**Brief:** Can you find the lines of the listing that include "structured" and copy every one?

**Stored dataset items:**

▶

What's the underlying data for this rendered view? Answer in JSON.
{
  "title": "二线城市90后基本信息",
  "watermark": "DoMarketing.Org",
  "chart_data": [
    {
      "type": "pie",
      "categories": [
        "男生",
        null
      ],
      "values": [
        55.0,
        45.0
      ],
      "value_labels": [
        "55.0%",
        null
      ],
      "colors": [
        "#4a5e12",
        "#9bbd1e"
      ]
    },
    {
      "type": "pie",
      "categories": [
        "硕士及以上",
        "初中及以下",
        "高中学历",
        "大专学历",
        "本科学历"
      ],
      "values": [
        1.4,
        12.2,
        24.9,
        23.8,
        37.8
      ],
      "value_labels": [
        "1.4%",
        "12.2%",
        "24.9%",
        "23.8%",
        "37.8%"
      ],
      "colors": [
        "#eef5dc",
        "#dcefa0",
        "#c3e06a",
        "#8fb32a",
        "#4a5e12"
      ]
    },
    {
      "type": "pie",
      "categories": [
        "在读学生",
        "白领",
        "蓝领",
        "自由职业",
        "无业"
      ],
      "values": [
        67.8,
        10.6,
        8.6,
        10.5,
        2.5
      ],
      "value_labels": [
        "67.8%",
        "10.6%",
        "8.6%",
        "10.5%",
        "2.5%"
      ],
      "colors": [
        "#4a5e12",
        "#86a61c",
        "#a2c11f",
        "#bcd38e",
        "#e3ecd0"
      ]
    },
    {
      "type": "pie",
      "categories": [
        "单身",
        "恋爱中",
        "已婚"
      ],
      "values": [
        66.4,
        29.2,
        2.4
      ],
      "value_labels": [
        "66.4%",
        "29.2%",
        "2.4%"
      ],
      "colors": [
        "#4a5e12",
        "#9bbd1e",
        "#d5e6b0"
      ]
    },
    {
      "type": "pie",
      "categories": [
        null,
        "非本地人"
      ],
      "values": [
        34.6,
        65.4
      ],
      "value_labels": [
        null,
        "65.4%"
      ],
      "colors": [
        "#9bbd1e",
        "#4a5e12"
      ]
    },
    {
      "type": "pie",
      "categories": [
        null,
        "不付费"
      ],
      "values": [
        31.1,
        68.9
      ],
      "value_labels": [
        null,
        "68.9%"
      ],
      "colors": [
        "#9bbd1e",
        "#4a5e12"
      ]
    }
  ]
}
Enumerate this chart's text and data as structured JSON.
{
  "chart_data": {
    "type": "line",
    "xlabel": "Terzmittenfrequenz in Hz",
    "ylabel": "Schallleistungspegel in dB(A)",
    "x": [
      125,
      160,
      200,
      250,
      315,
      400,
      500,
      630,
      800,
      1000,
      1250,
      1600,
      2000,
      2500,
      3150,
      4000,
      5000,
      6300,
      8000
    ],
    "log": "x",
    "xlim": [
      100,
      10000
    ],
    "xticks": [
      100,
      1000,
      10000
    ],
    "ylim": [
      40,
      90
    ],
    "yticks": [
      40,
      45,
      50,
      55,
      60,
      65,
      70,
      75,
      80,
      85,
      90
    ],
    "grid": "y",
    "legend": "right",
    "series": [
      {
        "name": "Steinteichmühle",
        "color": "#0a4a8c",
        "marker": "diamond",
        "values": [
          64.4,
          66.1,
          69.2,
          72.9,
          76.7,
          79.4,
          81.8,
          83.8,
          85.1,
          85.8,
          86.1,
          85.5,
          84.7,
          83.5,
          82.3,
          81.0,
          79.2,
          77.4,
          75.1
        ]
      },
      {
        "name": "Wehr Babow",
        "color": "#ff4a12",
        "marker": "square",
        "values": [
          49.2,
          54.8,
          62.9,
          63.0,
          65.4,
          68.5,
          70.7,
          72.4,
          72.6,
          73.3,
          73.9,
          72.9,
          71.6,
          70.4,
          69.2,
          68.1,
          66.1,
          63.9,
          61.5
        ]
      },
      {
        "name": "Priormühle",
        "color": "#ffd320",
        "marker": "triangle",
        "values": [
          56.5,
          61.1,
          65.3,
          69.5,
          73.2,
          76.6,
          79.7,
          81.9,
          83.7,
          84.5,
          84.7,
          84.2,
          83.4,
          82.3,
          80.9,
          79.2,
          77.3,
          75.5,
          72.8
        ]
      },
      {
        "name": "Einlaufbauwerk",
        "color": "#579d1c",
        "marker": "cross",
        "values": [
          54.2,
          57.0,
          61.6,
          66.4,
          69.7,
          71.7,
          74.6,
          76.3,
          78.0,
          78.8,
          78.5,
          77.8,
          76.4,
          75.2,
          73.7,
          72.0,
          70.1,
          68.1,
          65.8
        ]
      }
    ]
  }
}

◀
▶

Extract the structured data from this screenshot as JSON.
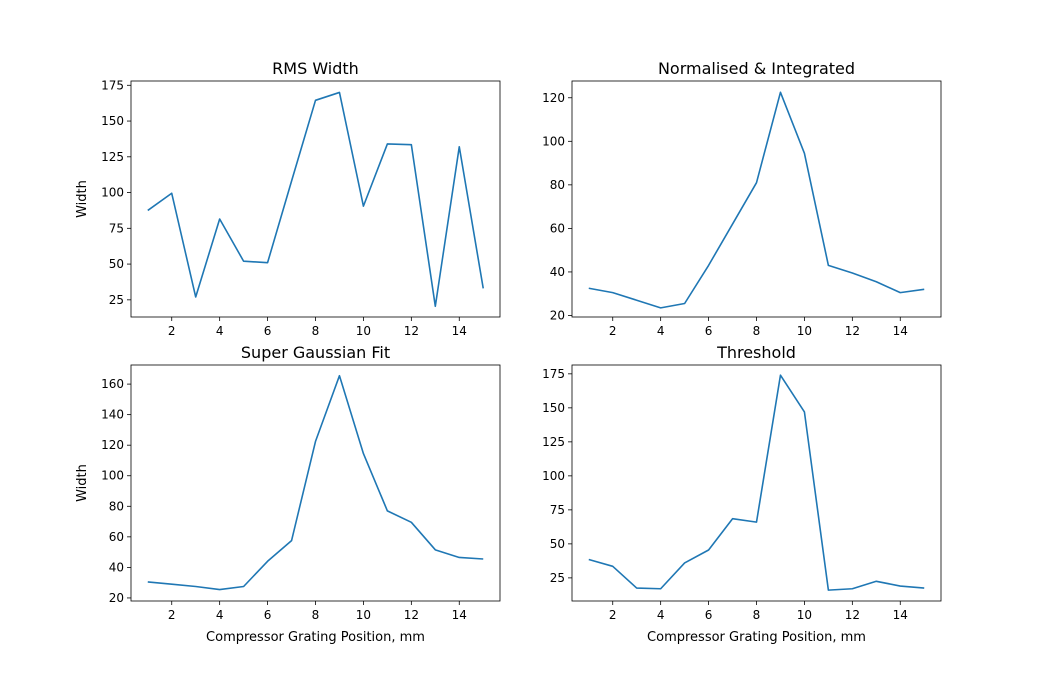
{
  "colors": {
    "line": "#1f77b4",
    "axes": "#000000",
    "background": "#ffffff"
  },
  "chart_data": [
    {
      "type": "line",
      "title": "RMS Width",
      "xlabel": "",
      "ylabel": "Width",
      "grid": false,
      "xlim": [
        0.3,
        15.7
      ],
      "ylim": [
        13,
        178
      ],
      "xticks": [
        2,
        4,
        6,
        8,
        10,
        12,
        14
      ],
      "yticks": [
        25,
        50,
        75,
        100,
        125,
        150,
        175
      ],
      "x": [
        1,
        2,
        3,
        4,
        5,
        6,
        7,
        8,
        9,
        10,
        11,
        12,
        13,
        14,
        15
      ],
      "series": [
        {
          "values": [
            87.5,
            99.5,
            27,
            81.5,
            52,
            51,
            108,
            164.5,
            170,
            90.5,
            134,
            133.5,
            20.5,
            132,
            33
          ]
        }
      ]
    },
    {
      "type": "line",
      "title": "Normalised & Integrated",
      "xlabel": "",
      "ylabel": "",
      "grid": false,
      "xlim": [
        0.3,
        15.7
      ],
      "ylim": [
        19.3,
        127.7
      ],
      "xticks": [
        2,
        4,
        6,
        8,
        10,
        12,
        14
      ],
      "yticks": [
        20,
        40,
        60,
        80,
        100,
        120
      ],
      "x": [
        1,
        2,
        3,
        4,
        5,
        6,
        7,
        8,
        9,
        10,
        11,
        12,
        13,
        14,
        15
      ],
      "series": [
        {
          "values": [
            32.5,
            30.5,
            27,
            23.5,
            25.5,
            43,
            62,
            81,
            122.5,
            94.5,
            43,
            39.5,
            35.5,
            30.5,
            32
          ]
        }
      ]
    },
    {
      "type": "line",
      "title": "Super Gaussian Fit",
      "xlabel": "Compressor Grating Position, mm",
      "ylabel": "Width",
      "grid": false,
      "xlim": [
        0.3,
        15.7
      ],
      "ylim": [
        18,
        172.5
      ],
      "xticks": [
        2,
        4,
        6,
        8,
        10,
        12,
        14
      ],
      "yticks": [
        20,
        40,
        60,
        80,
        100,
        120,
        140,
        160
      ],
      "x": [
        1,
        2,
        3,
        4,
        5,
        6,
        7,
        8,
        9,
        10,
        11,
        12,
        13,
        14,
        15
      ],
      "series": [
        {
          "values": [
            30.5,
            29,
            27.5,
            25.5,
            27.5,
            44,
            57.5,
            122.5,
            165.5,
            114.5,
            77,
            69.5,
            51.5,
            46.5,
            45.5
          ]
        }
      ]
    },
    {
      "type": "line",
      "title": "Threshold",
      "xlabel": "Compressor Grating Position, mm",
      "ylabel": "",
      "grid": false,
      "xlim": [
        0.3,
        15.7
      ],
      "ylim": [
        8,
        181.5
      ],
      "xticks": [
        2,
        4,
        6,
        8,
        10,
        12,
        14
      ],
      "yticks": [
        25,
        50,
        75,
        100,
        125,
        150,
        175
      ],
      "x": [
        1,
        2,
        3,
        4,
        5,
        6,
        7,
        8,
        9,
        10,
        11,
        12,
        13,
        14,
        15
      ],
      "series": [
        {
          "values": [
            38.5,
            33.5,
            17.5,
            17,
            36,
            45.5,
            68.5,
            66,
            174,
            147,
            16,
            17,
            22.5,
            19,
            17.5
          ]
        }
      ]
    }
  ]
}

◀

**Complete response:**
Enumerate this chart's text and data as structured JSON.
Extract the structured data from this screenshot as JSON.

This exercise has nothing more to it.